We need a digital reset

This bold shift that ensures that digital technologies truly serve sustainability goals.
It calls for action across all levels of society:

Organisations must turn the focus from sustainability strategies and reporting into practice. There lies a lot of possibilities in utilising sustainability reporting data for new business and service innovation.
Governments must enforce clear regulations, support green business models, fund sustainable innovation, and lead by example through responsible digital service procurement, design and development.
Individuals can adopt digital minimalism e.g. by skipping unnecessary upgrades, choosing energy-efficient devices, extending product lifecycles, and being mindful of their digital consumption habits.

Principles for Sustainable Digitalisation

To truly reduce the environmental impact of digitalisation and foster sustainable progress, we must embed sustainability into every layer of how we think, design, and deliver technology. This requires more than tools or checklists — it calls for a fundamental shift in mindset and methods. By adhering to these principles, we can navigate towards a more sustainable digital future, where technological advancements align with environmental stewardship and social equity.

### [GIVEN MATERIAL]
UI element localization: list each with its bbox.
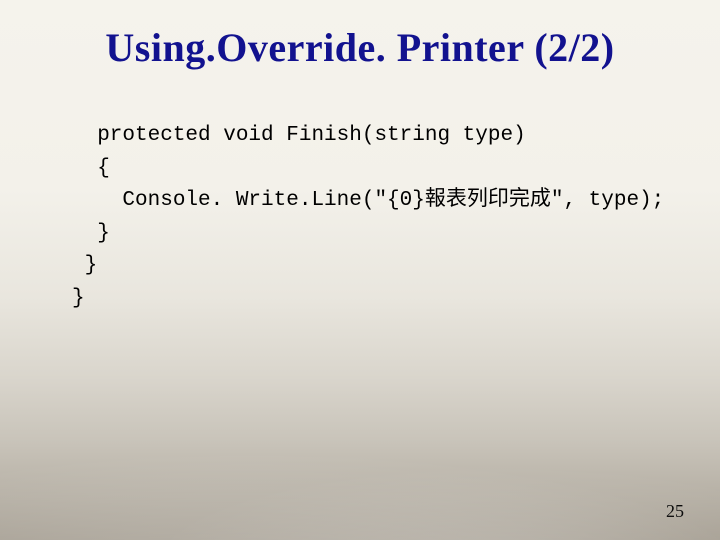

### [ACTIONS TO TAKE]
a. Decide whether each statement agrees with the digital reset text, answering yes or no and quoting the text's deciding words: (i) Governments are expected to fund sustainable innovation. (ii) Individuals are encouraged to upgrade their devices often. (iii) Tools or checklists alone are described as enough.
b. Please write out the part of the digital reset text starting at "To truly reduce" and ending at "and social equity.".

### [RESPONSES FOR EACH TASK]
a.
(i) Yes: "fund sustainable innovation"
(ii) No: "skipping unnecessary upgrades"
(iii) No: "This requires more than tools or checklists"

b.
To truly reduce the environmental impact of digitalisation and foster sustainable progress, we must embed sustainability into every layer of how we think, design, and deliver technology. This requires more than tools or checklists — it calls for a fundamental shift in mindset and methods. By adhering to these principles, we can navigate towards a more sustainable digital future, where technological advancements align with environmental stewardship and social equity.